● **What this task involves**
Filter the entries, keeping every line with the word "рублей".

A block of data

━━━━━━━━━━━━━━━━━━━━━━━━━━━━━━

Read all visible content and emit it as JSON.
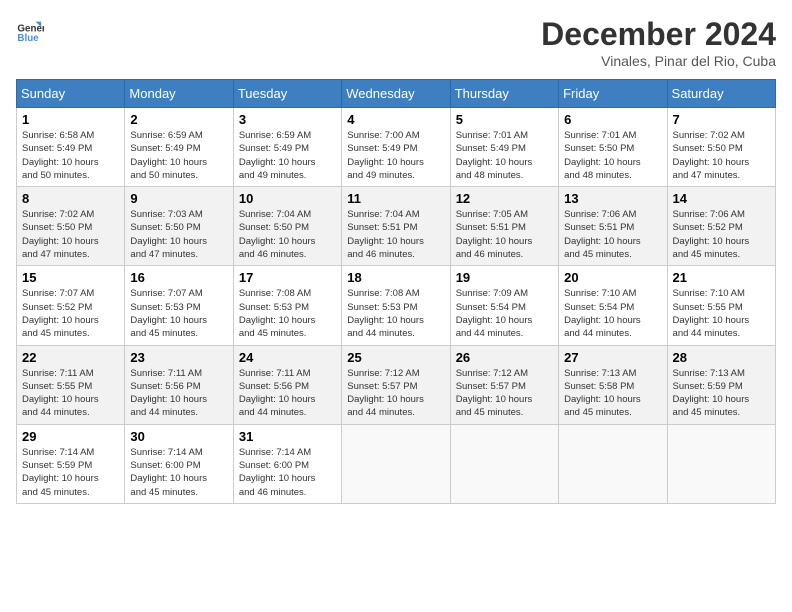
{
  "logo": {
    "line1": "General",
    "line2": "Blue"
  },
  "title": "December 2024",
  "subtitle": "Vinales, Pinar del Rio, Cuba",
  "weekdays": [
    "Sunday",
    "Monday",
    "Tuesday",
    "Wednesday",
    "Thursday",
    "Friday",
    "Saturday"
  ],
  "weeks": [
    [
      {
        "day": "1",
        "info": "Sunrise: 6:58 AM\nSunset: 5:49 PM\nDaylight: 10 hours\nand 50 minutes."
      },
      {
        "day": "2",
        "info": "Sunrise: 6:59 AM\nSunset: 5:49 PM\nDaylight: 10 hours\nand 50 minutes."
      },
      {
        "day": "3",
        "info": "Sunrise: 6:59 AM\nSunset: 5:49 PM\nDaylight: 10 hours\nand 49 minutes."
      },
      {
        "day": "4",
        "info": "Sunrise: 7:00 AM\nSunset: 5:49 PM\nDaylight: 10 hours\nand 49 minutes."
      },
      {
        "day": "5",
        "info": "Sunrise: 7:01 AM\nSunset: 5:49 PM\nDaylight: 10 hours\nand 48 minutes."
      },
      {
        "day": "6",
        "info": "Sunrise: 7:01 AM\nSunset: 5:50 PM\nDaylight: 10 hours\nand 48 minutes."
      },
      {
        "day": "7",
        "info": "Sunrise: 7:02 AM\nSunset: 5:50 PM\nDaylight: 10 hours\nand 47 minutes."
      }
    ],
    [
      {
        "day": "8",
        "info": "Sunrise: 7:02 AM\nSunset: 5:50 PM\nDaylight: 10 hours\nand 47 minutes."
      },
      {
        "day": "9",
        "info": "Sunrise: 7:03 AM\nSunset: 5:50 PM\nDaylight: 10 hours\nand 47 minutes."
      },
      {
        "day": "10",
        "info": "Sunrise: 7:04 AM\nSunset: 5:50 PM\nDaylight: 10 hours\nand 46 minutes."
      },
      {
        "day": "11",
        "info": "Sunrise: 7:04 AM\nSunset: 5:51 PM\nDaylight: 10 hours\nand 46 minutes."
      },
      {
        "day": "12",
        "info": "Sunrise: 7:05 AM\nSunset: 5:51 PM\nDaylight: 10 hours\nand 46 minutes."
      },
      {
        "day": "13",
        "info": "Sunrise: 7:06 AM\nSunset: 5:51 PM\nDaylight: 10 hours\nand 45 minutes."
      },
      {
        "day": "14",
        "info": "Sunrise: 7:06 AM\nSunset: 5:52 PM\nDaylight: 10 hours\nand 45 minutes."
      }
    ],
    [
      {
        "day": "15",
        "info": "Sunrise: 7:07 AM\nSunset: 5:52 PM\nDaylight: 10 hours\nand 45 minutes."
      },
      {
        "day": "16",
        "info": "Sunrise: 7:07 AM\nSunset: 5:53 PM\nDaylight: 10 hours\nand 45 minutes."
      },
      {
        "day": "17",
        "info": "Sunrise: 7:08 AM\nSunset: 5:53 PM\nDaylight: 10 hours\nand 45 minutes."
      },
      {
        "day": "18",
        "info": "Sunrise: 7:08 AM\nSunset: 5:53 PM\nDaylight: 10 hours\nand 44 minutes."
      },
      {
        "day": "19",
        "info": "Sunrise: 7:09 AM\nSunset: 5:54 PM\nDaylight: 10 hours\nand 44 minutes."
      },
      {
        "day": "20",
        "info": "Sunrise: 7:10 AM\nSunset: 5:54 PM\nDaylight: 10 hours\nand 44 minutes."
      },
      {
        "day": "21",
        "info": "Sunrise: 7:10 AM\nSunset: 5:55 PM\nDaylight: 10 hours\nand 44 minutes."
      }
    ],
    [
      {
        "day": "22",
        "info": "Sunrise: 7:11 AM\nSunset: 5:55 PM\nDaylight: 10 hours\nand 44 minutes."
      },
      {
        "day": "23",
        "info": "Sunrise: 7:11 AM\nSunset: 5:56 PM\nDaylight: 10 hours\nand 44 minutes."
      },
      {
        "day": "24",
        "info": "Sunrise: 7:11 AM\nSunset: 5:56 PM\nDaylight: 10 hours\nand 44 minutes."
      },
      {
        "day": "25",
        "info": "Sunrise: 7:12 AM\nSunset: 5:57 PM\nDaylight: 10 hours\nand 44 minutes."
      },
      {
        "day": "26",
        "info": "Sunrise: 7:12 AM\nSunset: 5:57 PM\nDaylight: 10 hours\nand 45 minutes."
      },
      {
        "day": "27",
        "info": "Sunrise: 7:13 AM\nSunset: 5:58 PM\nDaylight: 10 hours\nand 45 minutes."
      },
      {
        "day": "28",
        "info": "Sunrise: 7:13 AM\nSunset: 5:59 PM\nDaylight: 10 hours\nand 45 minutes."
      }
    ],
    [
      {
        "day": "29",
        "info": "Sunrise: 7:14 AM\nSunset: 5:59 PM\nDaylight: 10 hours\nand 45 minutes."
      },
      {
        "day": "30",
        "info": "Sunrise: 7:14 AM\nSunset: 6:00 PM\nDaylight: 10 hours\nand 45 minutes."
      },
      {
        "day": "31",
        "info": "Sunrise: 7:14 AM\nSunset: 6:00 PM\nDaylight: 10 hours\nand 46 minutes."
      },
      null,
      null,
      null,
      null
    ]
  ]
}
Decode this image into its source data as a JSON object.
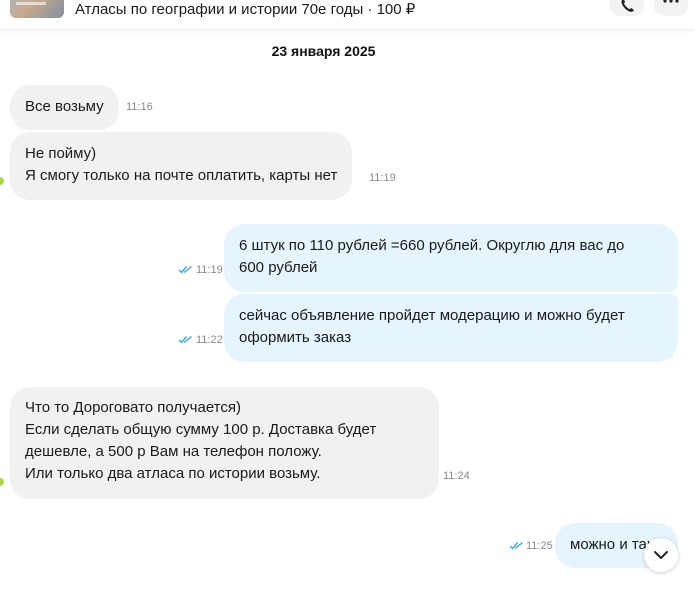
{
  "header": {
    "title": "Атласы по географии и истории 70е годы · 100 ₽",
    "icons": [
      "item-thumbnail",
      "phone-icon",
      "more-icon"
    ]
  },
  "date_divider": "23 января 2025",
  "messages": [
    {
      "direction": "in",
      "lines": [
        "Все возьму"
      ],
      "time": "11:16"
    },
    {
      "direction": "in",
      "lines": [
        "Не пойму)",
        "Я смогу только на почте оплатить, карты нет"
      ],
      "time": "11:19"
    },
    {
      "direction": "out",
      "lines": [
        "6 штук по 110 рублей =660 рублей. Округлю для вас до",
        "600 рублей"
      ],
      "time": "11:19",
      "read": true
    },
    {
      "direction": "out",
      "lines": [
        "сейчас объявление пройдет модерацию и можно будет",
        "оформить заказ"
      ],
      "time": "11:22",
      "read": true
    },
    {
      "direction": "in",
      "lines": [
        "Что то Дороговато получается)",
        "Если сделать общую сумму 100 р. Доставка будет",
        "дешевле, а 500 р Вам на телефон положу.",
        "Или только два атласа по истории возьму."
      ],
      "time": "11:24"
    },
    {
      "direction": "out",
      "lines": [
        "можно и так"
      ],
      "time": "11:25",
      "read": true
    }
  ],
  "colors": {
    "incoming_bubble": "#f2f1f0",
    "outgoing_bubble": "#e6f4fd",
    "read_check": "#3aa5e8",
    "online_dot": "#a6d84a"
  }
}
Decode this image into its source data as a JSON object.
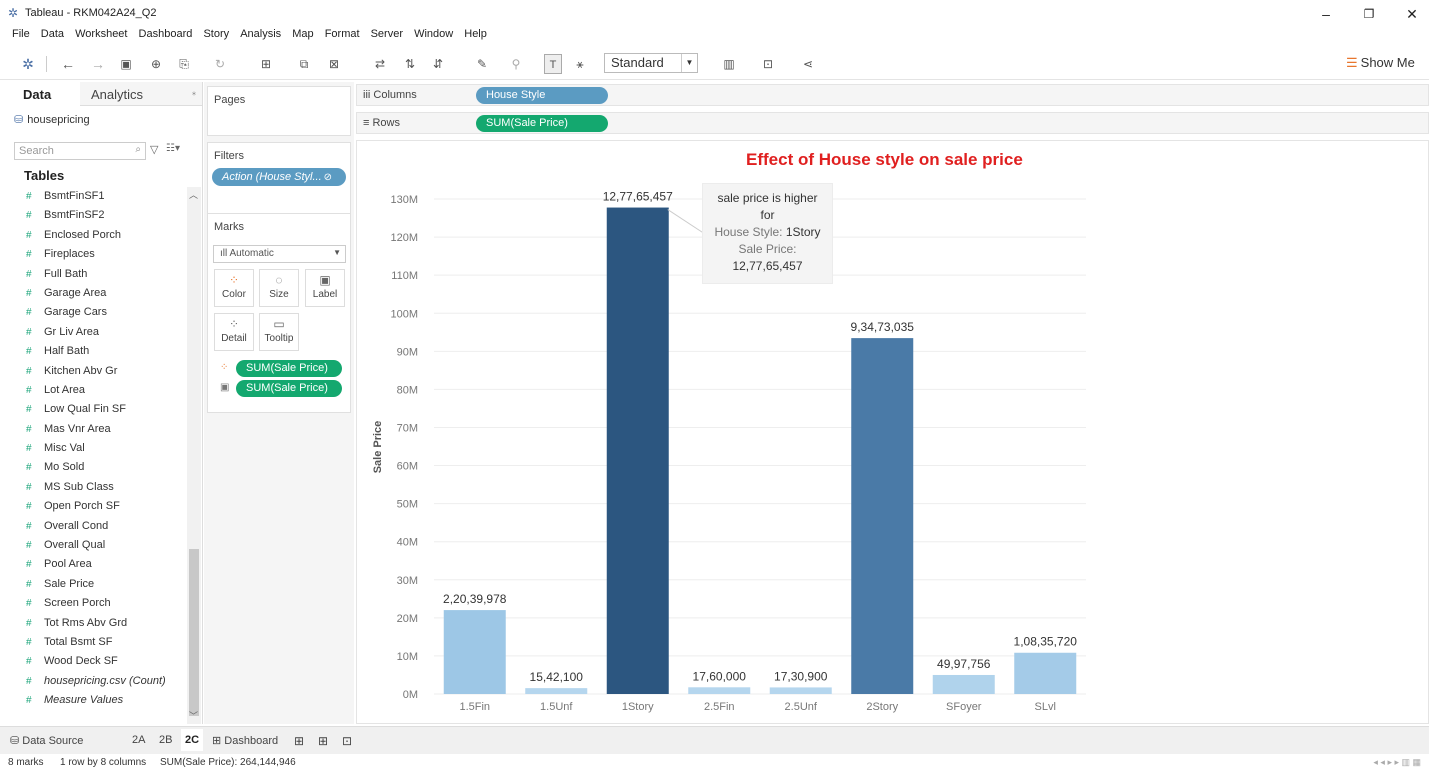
{
  "window": {
    "title": "Tableau - RKM042A24_Q2",
    "minimize": "–",
    "maximize": "❐",
    "close": "✕"
  },
  "menu": [
    "File",
    "Data",
    "Worksheet",
    "Dashboard",
    "Story",
    "Analysis",
    "Map",
    "Format",
    "Server",
    "Window",
    "Help"
  ],
  "toolbar": {
    "fit_select": "Standard",
    "show_me": "Show Me"
  },
  "data_pane": {
    "tab_data": "Data",
    "tab_analytics": "Analytics",
    "datasource": "housepricing",
    "search_placeholder": "Search",
    "tables_heading": "Tables",
    "fields": [
      {
        "name": "BsmtFinSF1",
        "italic": false
      },
      {
        "name": "BsmtFinSF2",
        "italic": false
      },
      {
        "name": "Enclosed Porch",
        "italic": false
      },
      {
        "name": "Fireplaces",
        "italic": false
      },
      {
        "name": "Full Bath",
        "italic": false
      },
      {
        "name": "Garage Area",
        "italic": false
      },
      {
        "name": "Garage Cars",
        "italic": false
      },
      {
        "name": "Gr Liv Area",
        "italic": false
      },
      {
        "name": "Half Bath",
        "italic": false
      },
      {
        "name": "Kitchen Abv Gr",
        "italic": false
      },
      {
        "name": "Lot Area",
        "italic": false
      },
      {
        "name": "Low Qual Fin SF",
        "italic": false
      },
      {
        "name": "Mas Vnr Area",
        "italic": false
      },
      {
        "name": "Misc Val",
        "italic": false
      },
      {
        "name": "Mo Sold",
        "italic": false
      },
      {
        "name": "MS Sub Class",
        "italic": false
      },
      {
        "name": "Open Porch SF",
        "italic": false
      },
      {
        "name": "Overall Cond",
        "italic": false
      },
      {
        "name": "Overall Qual",
        "italic": false
      },
      {
        "name": "Pool Area",
        "italic": false
      },
      {
        "name": "Sale Price",
        "italic": false
      },
      {
        "name": "Screen Porch",
        "italic": false
      },
      {
        "name": "Tot Rms Abv Grd",
        "italic": false
      },
      {
        "name": "Total Bsmt SF",
        "italic": false
      },
      {
        "name": "Wood Deck SF",
        "italic": false
      },
      {
        "name": "housepricing.csv (Count)",
        "italic": true
      },
      {
        "name": "Measure Values",
        "italic": true
      }
    ]
  },
  "cards": {
    "pages_label": "Pages",
    "filters_label": "Filters",
    "filter_pill": "Action (House Styl...",
    "marks_label": "Marks",
    "marks_type": "Automatic",
    "mark_buttons": [
      "Color",
      "Size",
      "Label",
      "Detail",
      "Tooltip"
    ],
    "mark_pills": [
      "SUM(Sale Price)",
      "SUM(Sale Price)"
    ]
  },
  "shelves": {
    "columns_label": "Columns",
    "rows_label": "Rows",
    "columns_pill": "House Style",
    "rows_pill": "SUM(Sale Price)"
  },
  "chart_data": {
    "type": "bar",
    "title": "Effect of House style on sale price",
    "xlabel": "",
    "ylabel": "Sale Price",
    "categories": [
      "1.5Fin",
      "1.5Unf",
      "1Story",
      "2.5Fin",
      "2.5Unf",
      "2Story",
      "SFoyer",
      "SLvl"
    ],
    "values": [
      22039978,
      1542100,
      127765457,
      1760000,
      1730900,
      93473035,
      4997756,
      10835720
    ],
    "value_labels": [
      "2,20,39,978",
      "15,42,100",
      "12,77,65,457",
      "17,60,000",
      "17,30,900",
      "9,34,73,035",
      "49,97,756",
      "1,08,35,720"
    ],
    "colors": [
      "#9dc7e6",
      "#b5d6ee",
      "#2c5680",
      "#b5d6ee",
      "#b5d6ee",
      "#4a7aa7",
      "#b0d3ec",
      "#a4cbe8"
    ],
    "ylim": [
      0,
      135000000
    ],
    "yticks": [
      0,
      10000000,
      20000000,
      30000000,
      40000000,
      50000000,
      60000000,
      70000000,
      80000000,
      90000000,
      100000000,
      110000000,
      120000000,
      130000000
    ],
    "ytick_labels": [
      "0M",
      "10M",
      "20M",
      "30M",
      "40M",
      "50M",
      "60M",
      "70M",
      "80M",
      "90M",
      "100M",
      "110M",
      "120M",
      "130M"
    ],
    "grid": true
  },
  "tooltip": {
    "line1": "sale price is higher",
    "line2": "for",
    "line3_prefix": "House Style: ",
    "line3_value": "1Story",
    "line4": "Sale Price:",
    "line5": "12,77,65,457"
  },
  "bottom_tabs": {
    "data_source": "Data Source",
    "sheets": [
      "2A",
      "2B",
      "2C"
    ],
    "active_sheet": "2C",
    "dashboard": "Dashboard"
  },
  "status": {
    "marks": "8 marks",
    "dims": "1 row by 8 columns",
    "sum": "SUM(Sale Price): 264,144,946"
  }
}
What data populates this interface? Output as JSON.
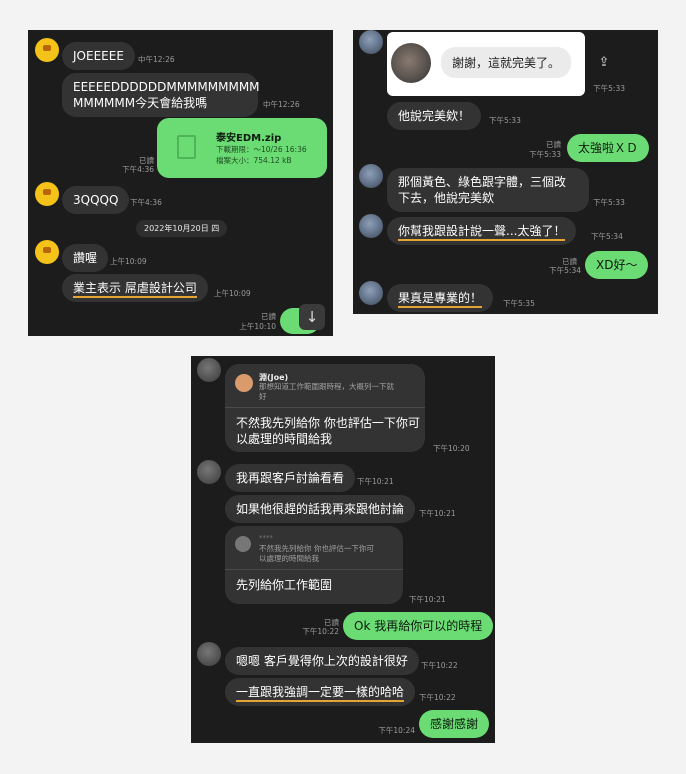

━━━━━━━━━━━━━━━━━━━━━━━━━━━━━━

● **Expected answer**
        "6 штук по 110 рублей =660 рублей. Округлю для вас до",
        "600 рублей"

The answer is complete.